▶ Entries provided
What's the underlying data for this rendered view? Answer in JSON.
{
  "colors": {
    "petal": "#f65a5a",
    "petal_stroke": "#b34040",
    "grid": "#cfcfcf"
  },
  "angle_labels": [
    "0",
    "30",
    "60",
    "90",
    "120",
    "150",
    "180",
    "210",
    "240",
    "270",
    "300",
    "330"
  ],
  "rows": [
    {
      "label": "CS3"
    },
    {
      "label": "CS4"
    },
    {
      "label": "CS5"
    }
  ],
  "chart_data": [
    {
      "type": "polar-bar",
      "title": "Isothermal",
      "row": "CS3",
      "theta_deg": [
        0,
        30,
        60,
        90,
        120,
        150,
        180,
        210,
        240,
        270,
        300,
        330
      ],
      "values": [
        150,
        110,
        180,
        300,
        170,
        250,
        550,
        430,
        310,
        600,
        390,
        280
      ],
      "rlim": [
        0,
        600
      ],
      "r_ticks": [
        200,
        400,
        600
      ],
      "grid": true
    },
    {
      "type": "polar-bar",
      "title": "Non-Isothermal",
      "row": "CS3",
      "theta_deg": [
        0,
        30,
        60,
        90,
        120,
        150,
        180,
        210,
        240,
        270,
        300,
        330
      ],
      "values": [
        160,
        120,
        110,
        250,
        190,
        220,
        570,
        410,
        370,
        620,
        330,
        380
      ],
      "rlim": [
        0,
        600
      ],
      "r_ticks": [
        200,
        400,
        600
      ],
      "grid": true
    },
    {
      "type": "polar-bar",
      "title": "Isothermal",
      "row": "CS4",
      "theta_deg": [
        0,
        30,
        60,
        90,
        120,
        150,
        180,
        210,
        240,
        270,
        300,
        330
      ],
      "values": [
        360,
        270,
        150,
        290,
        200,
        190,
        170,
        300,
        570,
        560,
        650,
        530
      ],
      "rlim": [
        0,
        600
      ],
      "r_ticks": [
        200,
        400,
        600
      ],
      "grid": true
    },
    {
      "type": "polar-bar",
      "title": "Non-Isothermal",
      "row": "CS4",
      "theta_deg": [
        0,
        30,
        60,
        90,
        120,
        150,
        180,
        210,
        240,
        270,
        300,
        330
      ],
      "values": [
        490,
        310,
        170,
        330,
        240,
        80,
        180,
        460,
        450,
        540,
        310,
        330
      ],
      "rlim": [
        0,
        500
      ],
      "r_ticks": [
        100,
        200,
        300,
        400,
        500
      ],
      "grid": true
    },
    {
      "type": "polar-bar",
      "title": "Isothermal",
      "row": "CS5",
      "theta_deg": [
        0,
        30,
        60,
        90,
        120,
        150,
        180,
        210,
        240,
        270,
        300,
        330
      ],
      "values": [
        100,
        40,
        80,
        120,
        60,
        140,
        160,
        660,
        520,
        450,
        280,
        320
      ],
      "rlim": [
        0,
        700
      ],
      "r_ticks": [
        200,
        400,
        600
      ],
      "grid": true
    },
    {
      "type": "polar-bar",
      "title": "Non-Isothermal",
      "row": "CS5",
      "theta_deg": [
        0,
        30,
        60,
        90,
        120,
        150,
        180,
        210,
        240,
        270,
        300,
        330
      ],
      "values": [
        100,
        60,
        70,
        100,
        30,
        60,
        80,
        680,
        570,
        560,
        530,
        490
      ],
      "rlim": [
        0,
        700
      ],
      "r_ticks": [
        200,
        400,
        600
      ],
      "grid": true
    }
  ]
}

▶ Task to complete
Restate the whole listing exactly.

▶ Result
What's the underlying data for this rendered view? Answer in JSON.
{
  "colors": {
    "petal": "#f65a5a",
    "petal_stroke": "#b34040",
    "grid": "#cfcfcf"
  },
  "angle_labels": [
    "0",
    "30",
    "60",
    "90",
    "120",
    "150",
    "180",
    "210",
    "240",
    "270",
    "300",
    "330"
  ],
  "rows": [
    {
      "label": "CS3"
    },
    {
      "label": "CS4"
    },
    {
      "label": "CS5"
    }
  ],
  "chart_data": [
    {
      "type": "polar-bar",
      "title": "Isothermal",
      "row": "CS3",
      "theta_deg": [
        0,
        30,
        60,
        90,
        120,
        150,
        180,
        210,
        240,
        270,
        300,
        330
      ],
      "values": [
        150,
        110,
        180,
        300,
        170,
        250,
        550,
        430,
        310,
        600,
        390,
        280
      ],
      "rlim": [
        0,
        600
      ],
      "r_ticks": [
        200,
        400,
        600
      ],
      "grid": true
    },
    {
      "type": "polar-bar",
      "title": "Non-Isothermal",
      "row": "CS3",
      "theta_deg": [
        0,
        30,
        60,
        90,
        120,
        150,
        180,
        210,
        240,
        270,
        300,
        330
      ],
      "values": [
        160,
        120,
        110,
        250,
        190,
        220,
        570,
        410,
        370,
        620,
        330,
        380
      ],
      "rlim": [
        0,
        600
      ],
      "r_ticks": [
        200,
        400,
        600
      ],
      "grid": true
    },
    {
      "type": "polar-bar",
      "title": "Isothermal",
      "row": "CS4",
      "theta_deg": [
        0,
        30,
        60,
        90,
        120,
        150,
        180,
        210,
        240,
        270,
        300,
        330
      ],
      "values": [
        360,
        270,
        150,
        290,
        200,
        190,
        170,
        300,
        570,
        560,
        650,
        530
      ],
      "rlim": [
        0,
        600
      ],
      "r_ticks": [
        200,
        400,
        600
      ],
      "grid": true
    },
    {
      "type": "polar-bar",
      "title": "Non-Isothermal",
      "row": "CS4",
      "theta_deg": [
        0,
        30,
        60,
        90,
        120,
        150,
        180,
        210,
        240,
        270,
        300,
        330
      ],
      "values": [
        490,
        310,
        170,
        330,
        240,
        80,
        180,
        460,
        450,
        540,
        310,
        330
      ],
      "rlim": [
        0,
        500
      ],
      "r_ticks": [
        100,
        200,
        300,
        400,
        500
      ],
      "grid": true
    },
    {
      "type": "polar-bar",
      "title": "Isothermal",
      "row": "CS5",
      "theta_deg": [
        0,
        30,
        60,
        90,
        120,
        150,
        180,
        210,
        240,
        270,
        300,
        330
      ],
      "values": [
        100,
        40,
        80,
        120,
        60,
        140,
        160,
        660,
        520,
        450,
        280,
        320
      ],
      "rlim": [
        0,
        700
      ],
      "r_ticks": [
        200,
        400,
        600
      ],
      "grid": true
    },
    {
      "type": "polar-bar",
      "title": "Non-Isothermal",
      "row": "CS5",
      "theta_deg": [
        0,
        30,
        60,
        90,
        120,
        150,
        180,
        210,
        240,
        270,
        300,
        330
      ],
      "values": [
        100,
        60,
        70,
        100,
        30,
        60,
        80,
        680,
        570,
        560,
        530,
        490
      ],
      "rlim": [
        0,
        700
      ],
      "r_ticks": [
        200,
        400,
        600
      ],
      "grid": true
    }
  ]
}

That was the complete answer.